SHORT PROBLEM
Don't copy the pictures; return every other part of the records exactly.

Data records
::::::::

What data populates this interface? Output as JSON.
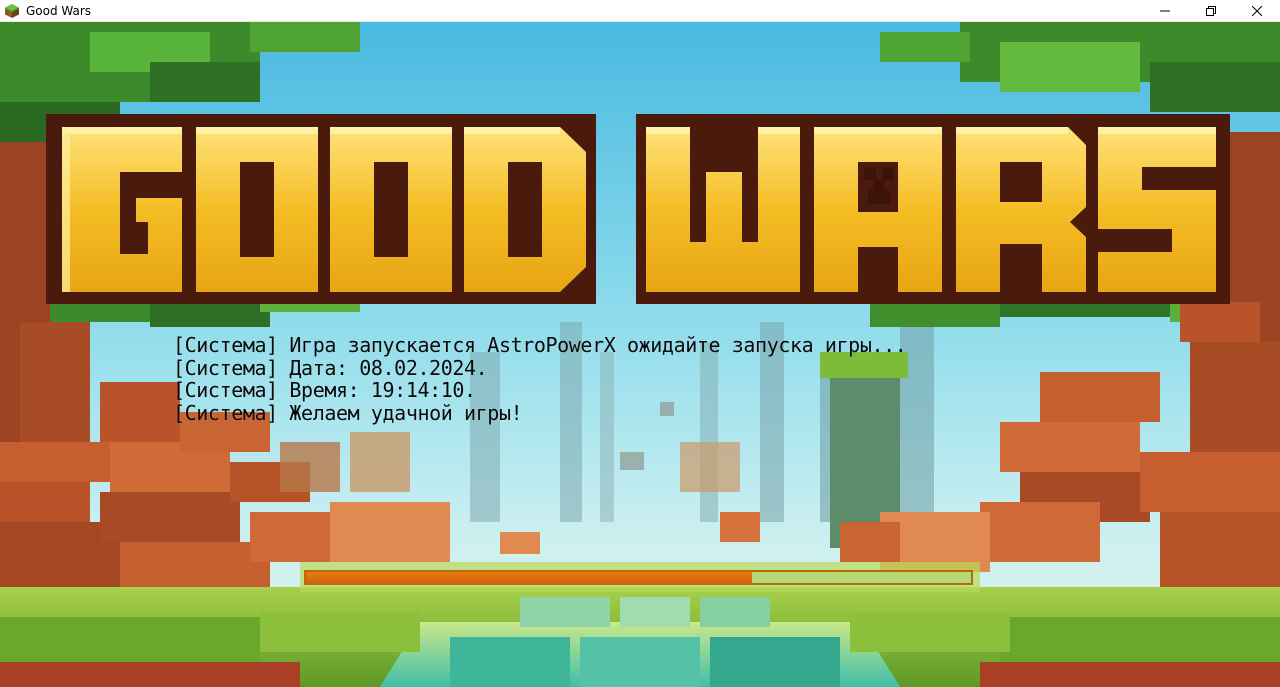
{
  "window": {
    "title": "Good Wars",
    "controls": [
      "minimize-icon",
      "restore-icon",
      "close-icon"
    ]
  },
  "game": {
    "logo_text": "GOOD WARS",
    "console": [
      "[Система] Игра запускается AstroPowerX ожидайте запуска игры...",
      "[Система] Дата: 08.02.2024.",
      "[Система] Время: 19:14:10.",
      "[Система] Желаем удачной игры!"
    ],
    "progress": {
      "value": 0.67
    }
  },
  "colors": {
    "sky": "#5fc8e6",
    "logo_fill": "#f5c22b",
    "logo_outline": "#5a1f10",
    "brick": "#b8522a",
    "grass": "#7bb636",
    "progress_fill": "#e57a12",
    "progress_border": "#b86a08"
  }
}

::::::::

SOLUTION TO THIS TASK
What data populates this interface? Output as JSON.
{
  "window": {
    "title": "Good Wars",
    "controls": [
      "minimize-icon",
      "restore-icon",
      "close-icon"
    ]
  },
  "game": {
    "logo_text": "GOOD WARS",
    "console": [
      "[Система] Игра запускается AstroPowerX ожидайте запуска игры...",
      "[Система] Дата: 08.02.2024.",
      "[Система] Время: 19:14:10.",
      "[Система] Желаем удачной игры!"
    ],
    "progress": {
      "value": 0.67
    }
  },
  "colors": {
    "sky": "#5fc8e6",
    "logo_fill": "#f5c22b",
    "logo_outline": "#5a1f10",
    "brick": "#b8522a",
    "grass": "#7bb636",
    "progress_fill": "#e57a12",
    "progress_border": "#b86a08"
  }
}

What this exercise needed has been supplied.